— start of RECORDS FOR THIS TASK —

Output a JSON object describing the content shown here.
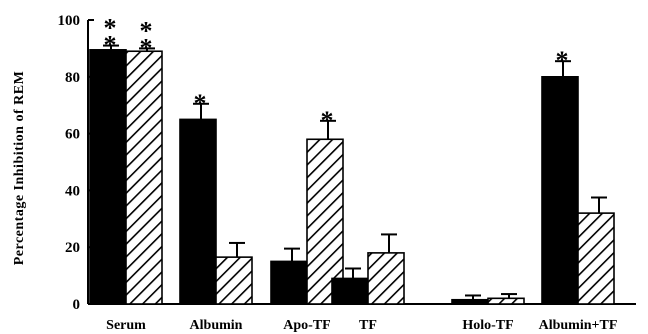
{
  "chart_data": {
    "type": "bar",
    "ylabel": "Percentage Inhibition of REM",
    "xlabel": "",
    "ylim": [
      0,
      100
    ],
    "yticks": [
      0,
      20,
      40,
      60,
      80,
      100
    ],
    "categories": [
      "Serum",
      "Albumin",
      "Apo-TF",
      "TF",
      "Holo-TF",
      "Albumin+TF"
    ],
    "series": [
      {
        "fill": "solid",
        "color": "#000000",
        "values": [
          89.5,
          65,
          15,
          9,
          1.5,
          80
        ],
        "errors": [
          1.5,
          5.5,
          4.5,
          3.5,
          1.5,
          5.5
        ],
        "significance": [
          "**",
          "*",
          "",
          "",
          "",
          "*"
        ]
      },
      {
        "fill": "hatched",
        "color": "#000000",
        "values": [
          89,
          16.5,
          58,
          18,
          2,
          32
        ],
        "errors": [
          1,
          5,
          6.5,
          6.5,
          1.5,
          5.5
        ],
        "significance": [
          "**",
          "",
          "*",
          "",
          "",
          ""
        ]
      }
    ]
  }
}
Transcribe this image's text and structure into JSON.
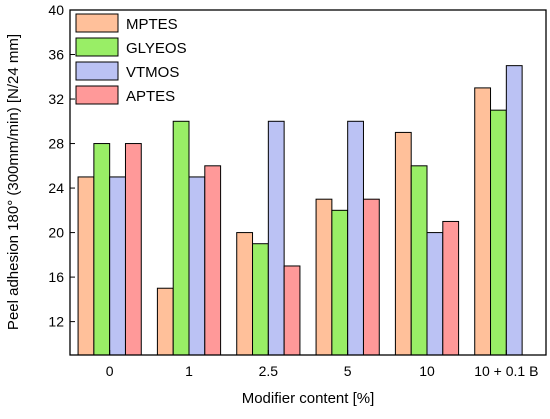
{
  "chart_data": {
    "type": "bar",
    "title": "",
    "xlabel": "Modifier content [%]",
    "ylabel": "Peel adhesion 180° (300mm/min) [N/24 mm]",
    "categories": [
      "0",
      "1",
      "2.5",
      "5",
      "10",
      "10 + 0.1 B"
    ],
    "ylim": [
      9,
      40
    ],
    "yticks": [
      12,
      16,
      20,
      24,
      28,
      32,
      36,
      40
    ],
    "grid": false,
    "legend_position": "top-left",
    "series": [
      {
        "name": "MPTES",
        "color": "#FFC09A",
        "values": [
          25,
          15,
          20,
          23,
          29,
          33
        ]
      },
      {
        "name": "GLYEOS",
        "color": "#99EE66",
        "values": [
          28,
          30,
          19,
          22,
          26,
          31
        ]
      },
      {
        "name": "VTMOS",
        "color": "#BBC2F4",
        "values": [
          25,
          25,
          30,
          30,
          20,
          35
        ]
      },
      {
        "name": "APTES",
        "color": "#FF9999",
        "values": [
          28,
          26,
          17,
          23,
          21,
          null
        ]
      }
    ]
  }
}
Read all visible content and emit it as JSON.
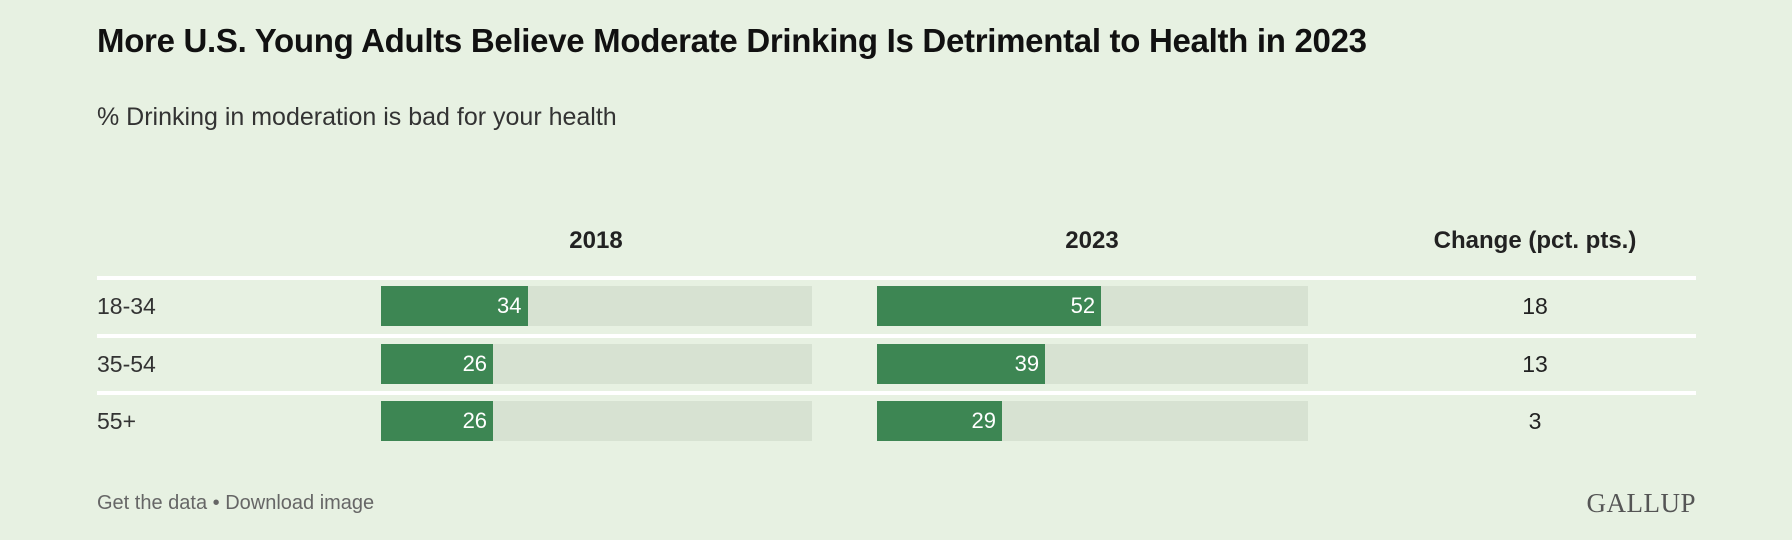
{
  "chart_data": {
    "type": "bar",
    "title": "More U.S. Young Adults Believe Moderate Drinking Is Detrimental to Health in 2023",
    "subtitle": "% Drinking in moderation is bad for your health",
    "columns": [
      "2018",
      "2023",
      "Change (pct. pts.)"
    ],
    "categories": [
      "18-34",
      "35-54",
      "55+"
    ],
    "series": [
      {
        "name": "2018",
        "values": [
          34,
          26,
          26
        ]
      },
      {
        "name": "2023",
        "values": [
          52,
          39,
          29
        ]
      }
    ],
    "change": [
      18,
      13,
      3
    ],
    "xlim": [
      0,
      100
    ],
    "colors": {
      "bar": "#3d8653",
      "track": "#d7e2d2",
      "background": "#e7f1e2"
    }
  },
  "footer": {
    "text": "Get the data • Download image",
    "logo": "GALLUP"
  }
}
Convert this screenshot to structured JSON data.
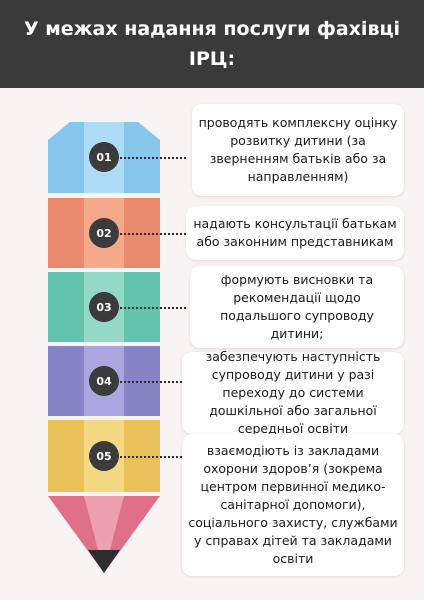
{
  "title": "У межах надання послуги фахівці ІРЦ:",
  "colors": {
    "header": "#3a3a3a",
    "segment_1": "#86c6ec",
    "segment_2": "#ec8c70",
    "segment_3": "#67c6b0",
    "segment_4": "#8a86c8",
    "segment_5": "#ecc65a",
    "pencil_tip": "#e0738a"
  },
  "steps": [
    {
      "number": "01",
      "text": "проводять комплексну оцінку розвитку дитини (за зверненням батьків або за направленням)"
    },
    {
      "number": "02",
      "text": "надають консультації батькам або законним представникам"
    },
    {
      "number": "03",
      "text": "формують висновки та рекомендації щодо подальшого супроводу дитини;"
    },
    {
      "number": "04",
      "text": "забезпечують наступність супроводу дитини у разі переходу до системи дошкільної або загальної середньої освіти"
    },
    {
      "number": "05",
      "text": "взаємодіють із закладами охорони здоров’я (зокрема центром первинної медико-санітарної допомоги), соціального захисту, службами у справах дітей та закладами освіти"
    }
  ]
}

— end of RECORDS FOR THIS TASK —

PROMPT:
Please retype, exactly and with the pictures left out, the lines from the line containing "Convert this screenshot" through the last line of the records above.

RESULT OF THE EXERCISE:
Convert this screenshot to structured JSON data.
{
  "title": "У межах надання послуги фахівці ІРЦ:",
  "colors": {
    "header": "#3a3a3a",
    "segment_1": "#86c6ec",
    "segment_2": "#ec8c70",
    "segment_3": "#67c6b0",
    "segment_4": "#8a86c8",
    "segment_5": "#ecc65a",
    "pencil_tip": "#e0738a"
  },
  "steps": [
    {
      "number": "01",
      "text": "проводять комплексну оцінку розвитку дитини (за зверненням батьків або за направленням)"
    },
    {
      "number": "02",
      "text": "надають консультації батькам або законним представникам"
    },
    {
      "number": "03",
      "text": "формують висновки та рекомендації щодо подальшого супроводу дитини;"
    },
    {
      "number": "04",
      "text": "забезпечують наступність супроводу дитини у разі переходу до системи дошкільної або загальної середньої освіти"
    },
    {
      "number": "05",
      "text": "взаємодіють із закладами охорони здоров’я (зокрема центром первинної медико-санітарної допомоги), соціального захисту, службами у справах дітей та закладами освіти"
    }
  ]
}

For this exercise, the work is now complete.